Task instructions
Reproduce all the lines exactly as they stand, apart from the pictures.

Exercise materials
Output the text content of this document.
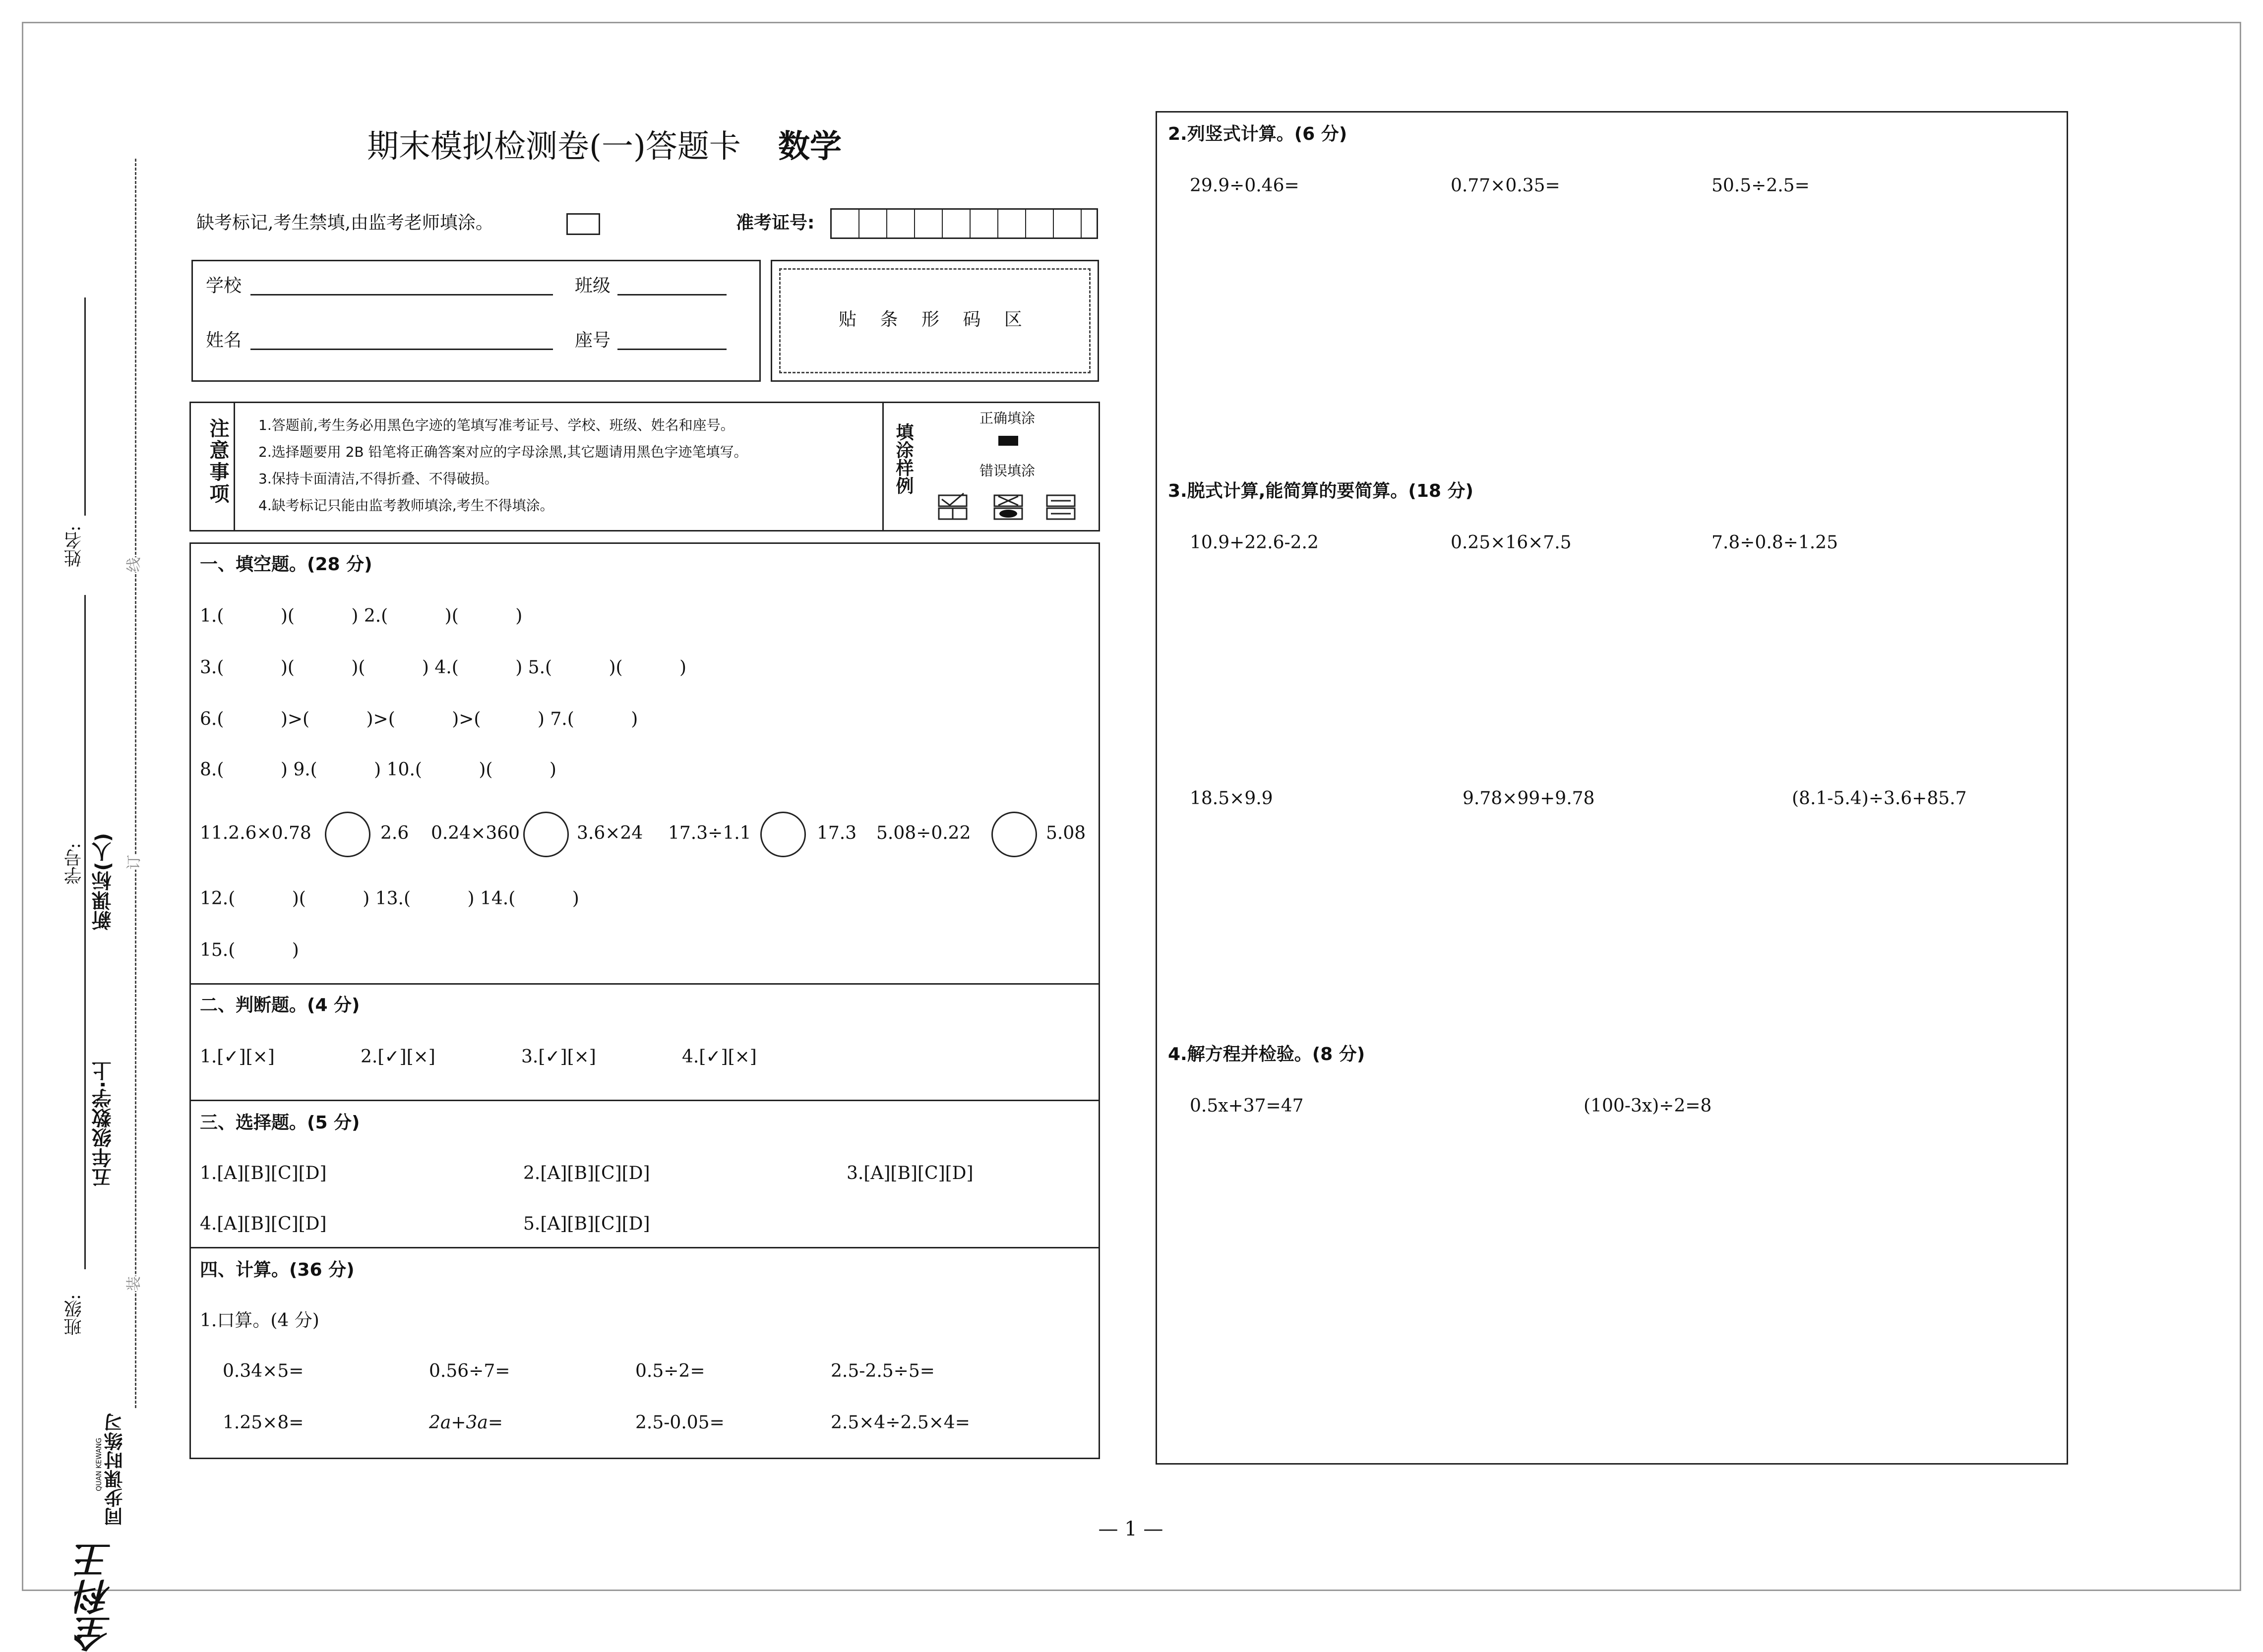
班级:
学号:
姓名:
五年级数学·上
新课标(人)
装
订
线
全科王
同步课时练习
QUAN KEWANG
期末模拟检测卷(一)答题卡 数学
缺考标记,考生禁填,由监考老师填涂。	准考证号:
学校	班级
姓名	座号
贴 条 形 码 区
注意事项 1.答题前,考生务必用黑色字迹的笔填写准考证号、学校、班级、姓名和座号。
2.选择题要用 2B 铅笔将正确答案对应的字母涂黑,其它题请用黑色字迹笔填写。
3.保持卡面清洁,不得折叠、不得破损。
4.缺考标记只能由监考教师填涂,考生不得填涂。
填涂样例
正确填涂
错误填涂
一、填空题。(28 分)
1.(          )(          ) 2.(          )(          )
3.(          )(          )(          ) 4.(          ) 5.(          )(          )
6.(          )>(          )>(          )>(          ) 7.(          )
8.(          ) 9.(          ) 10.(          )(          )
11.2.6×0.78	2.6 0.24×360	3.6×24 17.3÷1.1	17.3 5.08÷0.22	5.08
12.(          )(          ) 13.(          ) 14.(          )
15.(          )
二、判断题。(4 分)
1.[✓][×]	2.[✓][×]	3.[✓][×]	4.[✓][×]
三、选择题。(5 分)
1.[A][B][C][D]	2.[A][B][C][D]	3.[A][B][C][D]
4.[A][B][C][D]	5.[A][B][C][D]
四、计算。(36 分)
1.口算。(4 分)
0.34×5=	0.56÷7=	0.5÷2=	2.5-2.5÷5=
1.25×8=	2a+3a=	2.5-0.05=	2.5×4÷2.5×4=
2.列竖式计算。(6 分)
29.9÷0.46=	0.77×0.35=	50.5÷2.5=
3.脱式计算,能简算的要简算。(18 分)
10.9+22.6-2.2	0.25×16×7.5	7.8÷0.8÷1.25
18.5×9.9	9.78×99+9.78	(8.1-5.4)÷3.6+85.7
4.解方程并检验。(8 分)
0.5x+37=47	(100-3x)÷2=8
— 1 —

Output for this task
Output the text content of this document.
班级:
学号:
姓名:
五年级数学·上
新课标(人)
装
订
线
全科王
同步课时练习
QUAN KEWANG
期末模拟检测卷(一)答题卡 数学
缺考标记,考生禁填,由监考老师填涂。	准考证号:
学校	班级
姓名	座号
贴 条 形 码 区
注意事项 1.答题前,考生务必用黑色字迹的笔填写准考证号、学校、班级、姓名和座号。
2.选择题要用 2B 铅笔将正确答案对应的字母涂黑,其它题请用黑色字迹笔填写。
3.保持卡面清洁,不得折叠、不得破损。
4.缺考标记只能由监考教师填涂,考生不得填涂。
填涂样例
正确填涂
错误填涂
一、填空题。(28 分)
1.(          )(          ) 2.(          )(          )
3.(          )(          )(          ) 4.(          ) 5.(          )(          )
6.(          )>(          )>(          )>(          ) 7.(          )
8.(          ) 9.(          ) 10.(          )(          )
11.2.6×0.78	2.6 0.24×360	3.6×24 17.3÷1.1	17.3 5.08÷0.22	5.08
12.(          )(          ) 13.(          ) 14.(          )
15.(          )
二、判断题。(4 分)
1.[✓][×]	2.[✓][×]	3.[✓][×]	4.[✓][×]
三、选择题。(5 分)
1.[A][B][C][D]	2.[A][B][C][D]	3.[A][B][C][D]
4.[A][B][C][D]	5.[A][B][C][D]
四、计算。(36 分)
1.口算。(4 分)
0.34×5=	0.56÷7=	0.5÷2=	2.5-2.5÷5=
1.25×8=	2a+3a=	2.5-0.05=	2.5×4÷2.5×4=
2.列竖式计算。(6 分)
29.9÷0.46=	0.77×0.35=	50.5÷2.5=
3.脱式计算,能简算的要简算。(18 分)
10.9+22.6-2.2	0.25×16×7.5	7.8÷0.8÷1.25
18.5×9.9	9.78×99+9.78	(8.1-5.4)÷3.6+85.7
4.解方程并检验。(8 分)
0.5x+37=47	(100-3x)÷2=8
— 1 —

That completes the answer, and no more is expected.